▸ **The request**:
The records below are to be quoted in full; please keep every word exact.

▸ **Data shown**:
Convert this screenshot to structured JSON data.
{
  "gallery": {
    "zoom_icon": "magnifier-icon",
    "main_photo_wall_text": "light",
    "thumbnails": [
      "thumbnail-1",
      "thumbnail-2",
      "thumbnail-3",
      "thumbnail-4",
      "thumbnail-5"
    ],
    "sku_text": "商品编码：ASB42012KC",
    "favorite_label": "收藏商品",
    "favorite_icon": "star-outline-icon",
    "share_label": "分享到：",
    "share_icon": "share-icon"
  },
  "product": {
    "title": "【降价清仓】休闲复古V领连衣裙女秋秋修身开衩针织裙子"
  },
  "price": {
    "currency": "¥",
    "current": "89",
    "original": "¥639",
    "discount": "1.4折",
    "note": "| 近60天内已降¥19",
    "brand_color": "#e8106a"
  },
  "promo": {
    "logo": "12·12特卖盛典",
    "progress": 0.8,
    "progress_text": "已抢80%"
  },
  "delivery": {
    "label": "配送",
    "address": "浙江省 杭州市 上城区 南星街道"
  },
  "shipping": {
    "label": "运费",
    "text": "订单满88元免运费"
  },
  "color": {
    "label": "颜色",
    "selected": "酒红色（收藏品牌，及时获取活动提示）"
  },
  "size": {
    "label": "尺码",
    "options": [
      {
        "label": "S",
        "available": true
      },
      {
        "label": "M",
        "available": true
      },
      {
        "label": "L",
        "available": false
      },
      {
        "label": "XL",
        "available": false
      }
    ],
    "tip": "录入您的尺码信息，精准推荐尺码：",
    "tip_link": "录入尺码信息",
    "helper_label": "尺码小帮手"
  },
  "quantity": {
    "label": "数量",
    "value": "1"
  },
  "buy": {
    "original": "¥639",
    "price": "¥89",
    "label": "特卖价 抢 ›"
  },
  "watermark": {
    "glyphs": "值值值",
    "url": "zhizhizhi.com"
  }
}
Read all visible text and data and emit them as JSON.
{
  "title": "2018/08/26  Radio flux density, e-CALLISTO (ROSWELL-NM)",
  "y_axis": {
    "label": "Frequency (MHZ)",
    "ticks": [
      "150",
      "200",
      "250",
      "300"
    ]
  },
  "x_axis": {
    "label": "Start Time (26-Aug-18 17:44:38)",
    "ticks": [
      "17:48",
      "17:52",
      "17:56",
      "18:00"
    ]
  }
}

▸ **Task result**:
Convert this screenshot to structured JSON data.
{
  "gallery": {
    "zoom_icon": "magnifier-icon",
    "main_photo_wall_text": "light",
    "thumbnails": [
      "thumbnail-1",
      "thumbnail-2",
      "thumbnail-3",
      "thumbnail-4",
      "thumbnail-5"
    ],
    "sku_text": "商品编码：ASB42012KC",
    "favorite_label": "收藏商品",
    "favorite_icon": "star-outline-icon",
    "share_label": "分享到：",
    "share_icon": "share-icon"
  },
  "product": {
    "title": "【降价清仓】休闲复古V领连衣裙女秋秋修身开衩针织裙子"
  },
  "price": {
    "currency": "¥",
    "current": "89",
    "original": "¥639",
    "discount": "1.4折",
    "note": "| 近60天内已降¥19",
    "brand_color": "#e8106a"
  },
  "promo": {
    "logo": "12·12特卖盛典",
    "progress": 0.8,
    "progress_text": "已抢80%"
  },
  "delivery": {
    "label": "配送",
    "address": "浙江省 杭州市 上城区 南星街道"
  },
  "shipping": {
    "label": "运费",
    "text": "订单满88元免运费"
  },
  "color": {
    "label": "颜色",
    "selected": "酒红色（收藏品牌，及时获取活动提示）"
  },
  "size": {
    "label": "尺码",
    "options": [
      {
        "label": "S",
        "available": true
      },
      {
        "label": "M",
        "available": true
      },
      {
        "label": "L",
        "available": false
      },
      {
        "label": "XL",
        "available": false
      }
    ],
    "tip": "录入您的尺码信息，精准推荐尺码：",
    "tip_link": "录入尺码信息",
    "helper_label": "尺码小帮手"
  },
  "quantity": {
    "label": "数量",
    "value": "1"
  },
  "buy": {
    "original": "¥639",
    "price": "¥89",
    "label": "特卖价 抢 ›"
  },
  "watermark": {
    "glyphs": "值值值",
    "url": "zhizhizhi.com"
  }
}
Read all visible text and data and emit them as JSON.
{
  "title": "2018/08/26  Radio flux density, e-CALLISTO (ROSWELL-NM)",
  "y_axis": {
    "label": "Frequency (MHZ)",
    "ticks": [
      "150",
      "200",
      "250",
      "300"
    ]
  },
  "x_axis": {
    "label": "Start Time (26-Aug-18 17:44:38)",
    "ticks": [
      "17:48",
      "17:52",
      "17:56",
      "18:00"
    ]
  }
}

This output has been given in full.